Data rows ▸
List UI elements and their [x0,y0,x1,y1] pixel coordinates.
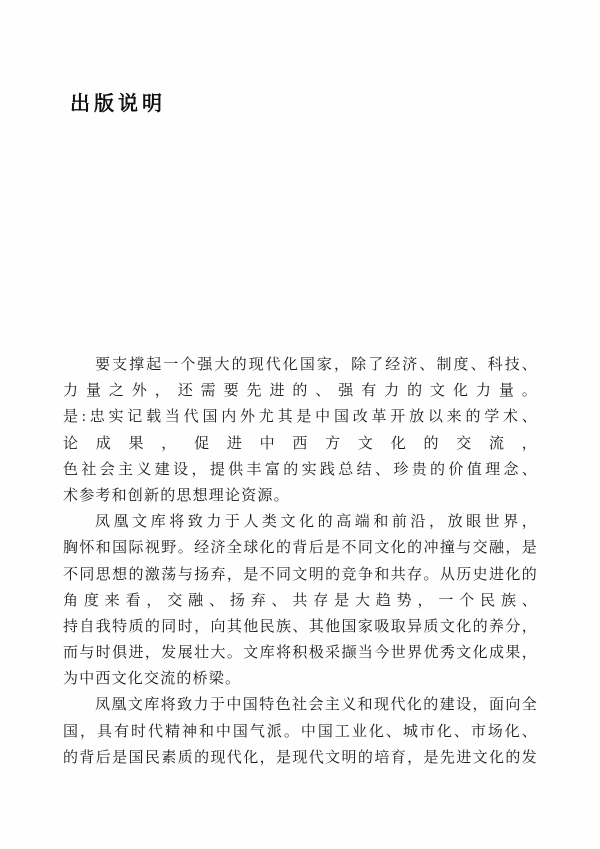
text-line: 胸怀和国际视野。经济全球化的背后是不同文化的冲撞与交融，是 [63,535,538,561]
text-line: 论成果，促进中西方文化的交流，为推动我国先进文化建设和中国特 [63,431,538,457]
text-line: 凤凰文库将致力于人类文化的高端和前沿，放眼世界，具有全球 [63,509,538,535]
text-line: 而与时俱进，发展壮大。文库将积极采撷当今世界优秀文化成果，成 [63,640,538,666]
book-page: 出版说明 要支撑起一个强大的现代化国家，除了经济、制度、科技、教育等 力量之外，… [0,0,600,849]
text-line: 国，具有时代精神和中国气派。中国工业化、城市化、市场化、国际化 [63,719,538,745]
text-line: 角度来看，交融、扬弃、共存是大趋势，一个民族、一个国家总是在坚 [63,588,538,614]
text-line: 不同思想的激荡与扬弃，是不同文明的竞争和共存。从历史进化的 [63,562,538,588]
text-line: 术参考和创新的思想理论资源。 [63,483,538,509]
text-line: 持自我特质的同时，向其他民族、其他国家吸取异质文化的养分，从 [63,614,538,640]
text-line: 的背后是国民素质的现代化，是现代文明的培育，是先进文化的发 [63,745,538,771]
text-line: 要支撑起一个强大的现代化国家，除了经济、制度、科技、教育等 [63,352,538,378]
body-text: 要支撑起一个强大的现代化国家，除了经济、制度、科技、教育等 力量之外，还需要先进… [63,352,538,771]
text-line: 为中西文化交流的桥梁。 [63,666,538,692]
text-line: 是:忠实记载当代国内外尤其是中国改革开放以来的学术、思想和理 [63,404,538,430]
text-line: 力量之外，还需要先进的、强有力的文化力量。凤凰文库的出版宗旨 [63,378,538,404]
text-line: 色社会主义建设，提供丰富的实践总结、珍贵的价值理念、有益的学 [63,457,538,483]
text-line: 凤凰文库将致力于中国特色社会主义和现代化的建设，面向全 [63,692,538,718]
page-title: 出版说明 [70,90,166,118]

Work instructions ▸
Copy every line of the records above word for word, but leave out the pictures.

Output of the exercise ▸
List UI elements and their [x0,y0,x1,y1] pixel coordinates.
text-line: 胸怀和国际视野。经济全球化的背后是不同文化的冲撞与交融，是 [63,535,538,561]
text-line: 论成果，促进中西方文化的交流，为推动我国先进文化建设和中国特 [63,431,538,457]
text-line: 凤凰文库将致力于人类文化的高端和前沿，放眼世界，具有全球 [63,509,538,535]
text-line: 而与时俱进，发展壮大。文库将积极采撷当今世界优秀文化成果，成 [63,640,538,666]
book-page: 出版说明 要支撑起一个强大的现代化国家，除了经济、制度、科技、教育等 力量之外，… [0,0,600,849]
text-line: 国，具有时代精神和中国气派。中国工业化、城市化、市场化、国际化 [63,719,538,745]
text-line: 角度来看，交融、扬弃、共存是大趋势，一个民族、一个国家总是在坚 [63,588,538,614]
text-line: 不同思想的激荡与扬弃，是不同文明的竞争和共存。从历史进化的 [63,562,538,588]
text-line: 术参考和创新的思想理论资源。 [63,483,538,509]
text-line: 持自我特质的同时，向其他民族、其他国家吸取异质文化的养分，从 [63,614,538,640]
text-line: 的背后是国民素质的现代化，是现代文明的培育，是先进文化的发 [63,745,538,771]
text-line: 要支撑起一个强大的现代化国家，除了经济、制度、科技、教育等 [63,352,538,378]
body-text: 要支撑起一个强大的现代化国家，除了经济、制度、科技、教育等 力量之外，还需要先进… [63,352,538,771]
text-line: 为中西文化交流的桥梁。 [63,666,538,692]
text-line: 是:忠实记载当代国内外尤其是中国改革开放以来的学术、思想和理 [63,404,538,430]
text-line: 力量之外，还需要先进的、强有力的文化力量。凤凰文库的出版宗旨 [63,378,538,404]
text-line: 色社会主义建设，提供丰富的实践总结、珍贵的价值理念、有益的学 [63,457,538,483]
text-line: 凤凰文库将致力于中国特色社会主义和现代化的建设，面向全 [63,692,538,718]
page-title: 出版说明 [70,90,166,118]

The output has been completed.